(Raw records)
::::::::::
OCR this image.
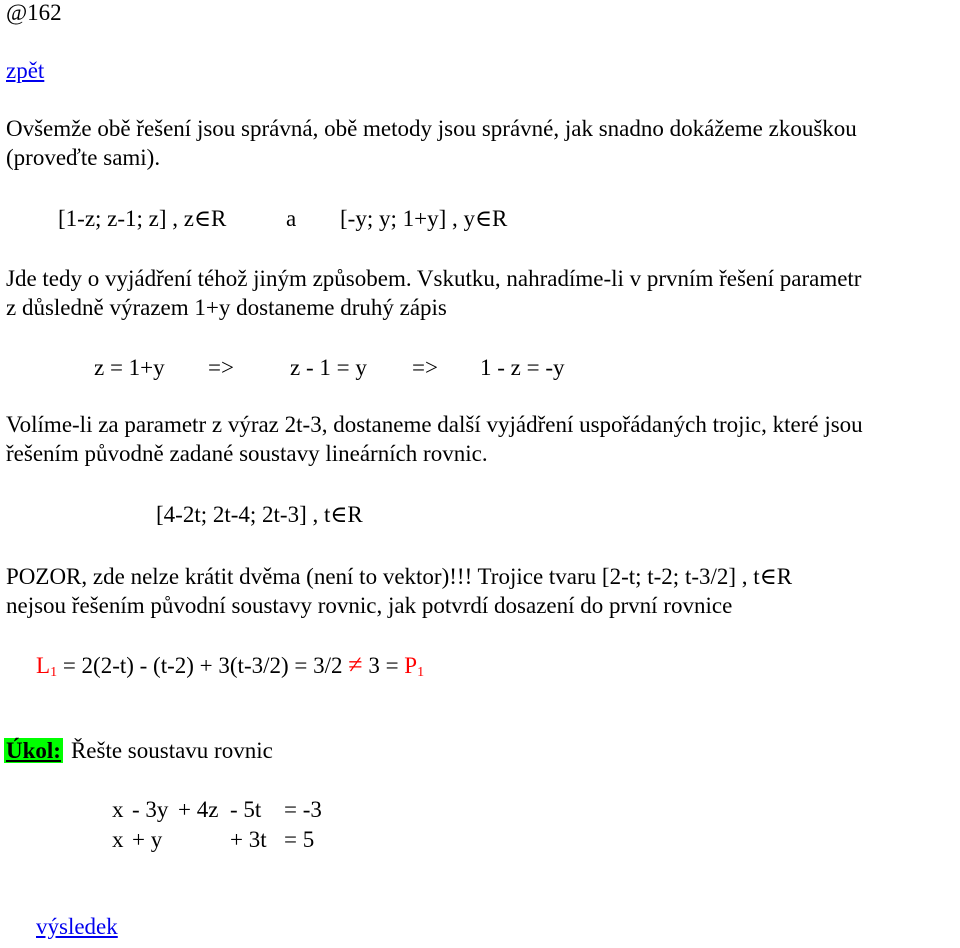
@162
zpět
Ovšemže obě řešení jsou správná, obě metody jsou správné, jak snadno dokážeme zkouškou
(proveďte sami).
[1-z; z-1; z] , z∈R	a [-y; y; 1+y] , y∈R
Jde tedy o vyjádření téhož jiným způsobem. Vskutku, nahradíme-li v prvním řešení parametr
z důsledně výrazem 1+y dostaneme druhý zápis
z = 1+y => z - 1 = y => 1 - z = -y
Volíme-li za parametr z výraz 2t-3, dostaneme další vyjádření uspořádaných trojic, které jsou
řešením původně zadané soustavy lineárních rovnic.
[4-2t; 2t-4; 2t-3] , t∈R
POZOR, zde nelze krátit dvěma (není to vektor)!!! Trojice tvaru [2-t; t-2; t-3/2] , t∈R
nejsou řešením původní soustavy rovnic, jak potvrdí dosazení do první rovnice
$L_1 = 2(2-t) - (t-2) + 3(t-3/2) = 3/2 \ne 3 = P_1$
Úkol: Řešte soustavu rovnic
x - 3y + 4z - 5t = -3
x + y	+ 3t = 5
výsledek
::::::::::
> Description of the task: Strip out the pictures and quote the remaining data word for word.

> Completed exercise:
OCR this image.
@162
zpět
Ovšemže obě řešení jsou správná, obě metody jsou správné, jak snadno dokážeme zkouškou
(proveďte sami).
[1-z; z-1; z] , z∈R	a [-y; y; 1+y] , y∈R
Jde tedy o vyjádření téhož jiným způsobem. Vskutku, nahradíme-li v prvním řešení parametr
z důsledně výrazem 1+y dostaneme druhý zápis
z = 1+y => z - 1 = y => 1 - z = -y
Volíme-li za parametr z výraz 2t-3, dostaneme další vyjádření uspořádaných trojic, které jsou
řešením původně zadané soustavy lineárních rovnic.
[4-2t; 2t-4; 2t-3] , t∈R
POZOR, zde nelze krátit dvěma (není to vektor)!!! Trojice tvaru [2-t; t-2; t-3/2] , t∈R
nejsou řešením původní soustavy rovnic, jak potvrdí dosazení do první rovnice
$L_1 = 2(2-t) - (t-2) + 3(t-3/2) = 3/2 \ne 3 = P_1$
Úkol: Řešte soustavu rovnic
x - 3y + 4z - 5t = -3
x + y	+ 3t = 5
výsledek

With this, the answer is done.